| SUPPLIED MATERIAL |
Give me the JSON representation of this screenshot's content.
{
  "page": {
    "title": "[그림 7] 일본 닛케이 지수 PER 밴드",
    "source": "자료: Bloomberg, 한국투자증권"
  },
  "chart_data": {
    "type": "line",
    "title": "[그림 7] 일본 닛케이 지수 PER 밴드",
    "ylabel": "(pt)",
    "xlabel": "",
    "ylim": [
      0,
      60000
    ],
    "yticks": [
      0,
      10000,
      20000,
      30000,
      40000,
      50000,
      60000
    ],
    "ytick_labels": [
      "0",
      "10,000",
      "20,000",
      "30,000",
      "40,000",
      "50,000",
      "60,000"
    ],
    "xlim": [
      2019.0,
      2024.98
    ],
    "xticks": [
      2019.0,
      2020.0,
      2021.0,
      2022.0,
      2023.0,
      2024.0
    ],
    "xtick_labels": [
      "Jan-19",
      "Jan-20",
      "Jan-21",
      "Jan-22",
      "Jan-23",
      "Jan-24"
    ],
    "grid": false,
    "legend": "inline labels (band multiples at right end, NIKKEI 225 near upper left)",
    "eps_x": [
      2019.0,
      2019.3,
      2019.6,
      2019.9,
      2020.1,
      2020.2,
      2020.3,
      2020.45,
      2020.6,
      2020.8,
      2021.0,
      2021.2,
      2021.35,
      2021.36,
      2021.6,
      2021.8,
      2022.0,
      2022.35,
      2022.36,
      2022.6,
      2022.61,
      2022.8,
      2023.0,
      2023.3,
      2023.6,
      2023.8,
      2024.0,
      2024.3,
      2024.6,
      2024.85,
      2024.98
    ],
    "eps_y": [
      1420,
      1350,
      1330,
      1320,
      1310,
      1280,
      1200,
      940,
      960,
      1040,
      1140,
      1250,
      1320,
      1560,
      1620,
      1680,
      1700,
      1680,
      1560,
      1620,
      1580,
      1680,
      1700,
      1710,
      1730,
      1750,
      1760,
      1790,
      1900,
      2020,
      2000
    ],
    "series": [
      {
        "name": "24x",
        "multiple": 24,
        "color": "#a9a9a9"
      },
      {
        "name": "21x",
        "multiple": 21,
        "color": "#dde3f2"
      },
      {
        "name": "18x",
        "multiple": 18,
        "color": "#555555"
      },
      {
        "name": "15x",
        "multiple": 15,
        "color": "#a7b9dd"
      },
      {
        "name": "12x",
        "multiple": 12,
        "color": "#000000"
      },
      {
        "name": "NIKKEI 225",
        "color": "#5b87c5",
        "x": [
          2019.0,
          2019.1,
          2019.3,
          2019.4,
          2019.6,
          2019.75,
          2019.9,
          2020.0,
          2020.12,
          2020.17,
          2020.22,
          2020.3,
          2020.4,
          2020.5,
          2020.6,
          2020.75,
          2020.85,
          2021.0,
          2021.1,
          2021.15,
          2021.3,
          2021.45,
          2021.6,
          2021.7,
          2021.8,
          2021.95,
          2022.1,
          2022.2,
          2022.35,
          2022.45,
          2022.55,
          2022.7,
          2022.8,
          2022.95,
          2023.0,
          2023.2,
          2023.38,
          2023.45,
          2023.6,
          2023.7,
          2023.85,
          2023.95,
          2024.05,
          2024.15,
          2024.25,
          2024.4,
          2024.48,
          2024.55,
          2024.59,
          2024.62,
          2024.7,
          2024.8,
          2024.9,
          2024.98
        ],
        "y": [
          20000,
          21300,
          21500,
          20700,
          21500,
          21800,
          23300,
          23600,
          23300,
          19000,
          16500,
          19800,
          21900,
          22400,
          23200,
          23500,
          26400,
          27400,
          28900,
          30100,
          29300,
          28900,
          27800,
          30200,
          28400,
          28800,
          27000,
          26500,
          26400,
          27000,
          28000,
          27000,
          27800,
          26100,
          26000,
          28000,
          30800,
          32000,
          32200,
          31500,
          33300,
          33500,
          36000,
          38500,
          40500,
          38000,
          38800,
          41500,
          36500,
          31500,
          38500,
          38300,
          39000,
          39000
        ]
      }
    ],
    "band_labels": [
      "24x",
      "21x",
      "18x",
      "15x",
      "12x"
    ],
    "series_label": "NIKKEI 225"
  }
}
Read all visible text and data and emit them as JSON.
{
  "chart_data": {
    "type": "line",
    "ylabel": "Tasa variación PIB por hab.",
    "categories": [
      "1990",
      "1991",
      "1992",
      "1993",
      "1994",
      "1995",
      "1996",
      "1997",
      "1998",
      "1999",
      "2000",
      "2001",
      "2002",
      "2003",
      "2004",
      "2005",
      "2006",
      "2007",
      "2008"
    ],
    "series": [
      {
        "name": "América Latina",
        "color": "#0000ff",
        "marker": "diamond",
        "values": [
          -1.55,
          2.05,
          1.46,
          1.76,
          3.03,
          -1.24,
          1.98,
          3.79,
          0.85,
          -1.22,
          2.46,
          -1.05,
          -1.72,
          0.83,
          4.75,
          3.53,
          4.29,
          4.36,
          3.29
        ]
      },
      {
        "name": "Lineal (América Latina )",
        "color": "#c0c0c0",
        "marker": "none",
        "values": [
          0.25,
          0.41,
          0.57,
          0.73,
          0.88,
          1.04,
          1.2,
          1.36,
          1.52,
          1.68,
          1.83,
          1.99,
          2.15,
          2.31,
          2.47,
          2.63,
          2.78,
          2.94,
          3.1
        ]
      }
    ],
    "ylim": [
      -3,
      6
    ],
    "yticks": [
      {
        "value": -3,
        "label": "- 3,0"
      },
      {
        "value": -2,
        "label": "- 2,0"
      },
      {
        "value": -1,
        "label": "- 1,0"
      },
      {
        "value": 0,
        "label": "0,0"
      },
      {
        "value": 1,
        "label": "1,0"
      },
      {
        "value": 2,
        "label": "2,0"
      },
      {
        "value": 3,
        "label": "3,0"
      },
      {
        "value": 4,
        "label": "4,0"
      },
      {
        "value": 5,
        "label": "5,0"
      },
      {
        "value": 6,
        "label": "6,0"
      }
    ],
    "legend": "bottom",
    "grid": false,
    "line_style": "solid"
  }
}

| WHAT THE TASK REQUIRES |
Please give back all of the records exactly as written.

| CORRECT RESULT |
Give me the JSON representation of this screenshot's content.
{
  "page": {
    "title": "[그림 7] 일본 닛케이 지수 PER 밴드",
    "source": "자료: Bloomberg, 한국투자증권"
  },
  "chart_data": {
    "type": "line",
    "title": "[그림 7] 일본 닛케이 지수 PER 밴드",
    "ylabel": "(pt)",
    "xlabel": "",
    "ylim": [
      0,
      60000
    ],
    "yticks": [
      0,
      10000,
      20000,
      30000,
      40000,
      50000,
      60000
    ],
    "ytick_labels": [
      "0",
      "10,000",
      "20,000",
      "30,000",
      "40,000",
      "50,000",
      "60,000"
    ],
    "xlim": [
      2019.0,
      2024.98
    ],
    "xticks": [
      2019.0,
      2020.0,
      2021.0,
      2022.0,
      2023.0,
      2024.0
    ],
    "xtick_labels": [
      "Jan-19",
      "Jan-20",
      "Jan-21",
      "Jan-22",
      "Jan-23",
      "Jan-24"
    ],
    "grid": false,
    "legend": "inline labels (band multiples at right end, NIKKEI 225 near upper left)",
    "eps_x": [
      2019.0,
      2019.3,
      2019.6,
      2019.9,
      2020.1,
      2020.2,
      2020.3,
      2020.45,
      2020.6,
      2020.8,
      2021.0,
      2021.2,
      2021.35,
      2021.36,
      2021.6,
      2021.8,
      2022.0,
      2022.35,
      2022.36,
      2022.6,
      2022.61,
      2022.8,
      2023.0,
      2023.3,
      2023.6,
      2023.8,
      2024.0,
      2024.3,
      2024.6,
      2024.85,
      2024.98
    ],
    "eps_y": [
      1420,
      1350,
      1330,
      1320,
      1310,
      1280,
      1200,
      940,
      960,
      1040,
      1140,
      1250,
      1320,
      1560,
      1620,
      1680,
      1700,
      1680,
      1560,
      1620,
      1580,
      1680,
      1700,
      1710,
      1730,
      1750,
      1760,
      1790,
      1900,
      2020,
      2000
    ],
    "series": [
      {
        "name": "24x",
        "multiple": 24,
        "color": "#a9a9a9"
      },
      {
        "name": "21x",
        "multiple": 21,
        "color": "#dde3f2"
      },
      {
        "name": "18x",
        "multiple": 18,
        "color": "#555555"
      },
      {
        "name": "15x",
        "multiple": 15,
        "color": "#a7b9dd"
      },
      {
        "name": "12x",
        "multiple": 12,
        "color": "#000000"
      },
      {
        "name": "NIKKEI 225",
        "color": "#5b87c5",
        "x": [
          2019.0,
          2019.1,
          2019.3,
          2019.4,
          2019.6,
          2019.75,
          2019.9,
          2020.0,
          2020.12,
          2020.17,
          2020.22,
          2020.3,
          2020.4,
          2020.5,
          2020.6,
          2020.75,
          2020.85,
          2021.0,
          2021.1,
          2021.15,
          2021.3,
          2021.45,
          2021.6,
          2021.7,
          2021.8,
          2021.95,
          2022.1,
          2022.2,
          2022.35,
          2022.45,
          2022.55,
          2022.7,
          2022.8,
          2022.95,
          2023.0,
          2023.2,
          2023.38,
          2023.45,
          2023.6,
          2023.7,
          2023.85,
          2023.95,
          2024.05,
          2024.15,
          2024.25,
          2024.4,
          2024.48,
          2024.55,
          2024.59,
          2024.62,
          2024.7,
          2024.8,
          2024.9,
          2024.98
        ],
        "y": [
          20000,
          21300,
          21500,
          20700,
          21500,
          21800,
          23300,
          23600,
          23300,
          19000,
          16500,
          19800,
          21900,
          22400,
          23200,
          23500,
          26400,
          27400,
          28900,
          30100,
          29300,
          28900,
          27800,
          30200,
          28400,
          28800,
          27000,
          26500,
          26400,
          27000,
          28000,
          27000,
          27800,
          26100,
          26000,
          28000,
          30800,
          32000,
          32200,
          31500,
          33300,
          33500,
          36000,
          38500,
          40500,
          38000,
          38800,
          41500,
          36500,
          31500,
          38500,
          38300,
          39000,
          39000
        ]
      }
    ],
    "band_labels": [
      "24x",
      "21x",
      "18x",
      "15x",
      "12x"
    ],
    "series_label": "NIKKEI 225"
  }
}
Read all visible text and data and emit them as JSON.
{
  "chart_data": {
    "type": "line",
    "ylabel": "Tasa variación PIB por hab.",
    "categories": [
      "1990",
      "1991",
      "1992",
      "1993",
      "1994",
      "1995",
      "1996",
      "1997",
      "1998",
      "1999",
      "2000",
      "2001",
      "2002",
      "2003",
      "2004",
      "2005",
      "2006",
      "2007",
      "2008"
    ],
    "series": [
      {
        "name": "América Latina",
        "color": "#0000ff",
        "marker": "diamond",
        "values": [
          -1.55,
          2.05,
          1.46,
          1.76,
          3.03,
          -1.24,
          1.98,
          3.79,
          0.85,
          -1.22,
          2.46,
          -1.05,
          -1.72,
          0.83,
          4.75,
          3.53,
          4.29,
          4.36,
          3.29
        ]
      },
      {
        "name": "Lineal (América Latina )",
        "color": "#c0c0c0",
        "marker": "none",
        "values": [
          0.25,
          0.41,
          0.57,
          0.73,
          0.88,
          1.04,
          1.2,
          1.36,
          1.52,
          1.68,
          1.83,
          1.99,
          2.15,
          2.31,
          2.47,
          2.63,
          2.78,
          2.94,
          3.1
        ]
      }
    ],
    "ylim": [
      -3,
      6
    ],
    "yticks": [
      {
        "value": -3,
        "label": "- 3,0"
      },
      {
        "value": -2,
        "label": "- 2,0"
      },
      {
        "value": -1,
        "label": "- 1,0"
      },
      {
        "value": 0,
        "label": "0,0"
      },
      {
        "value": 1,
        "label": "1,0"
      },
      {
        "value": 2,
        "label": "2,0"
      },
      {
        "value": 3,
        "label": "3,0"
      },
      {
        "value": 4,
        "label": "4,0"
      },
      {
        "value": 5,
        "label": "5,0"
      },
      {
        "value": 6,
        "label": "6,0"
      }
    ],
    "legend": "bottom",
    "grid": false,
    "line_style": "solid"
  }
}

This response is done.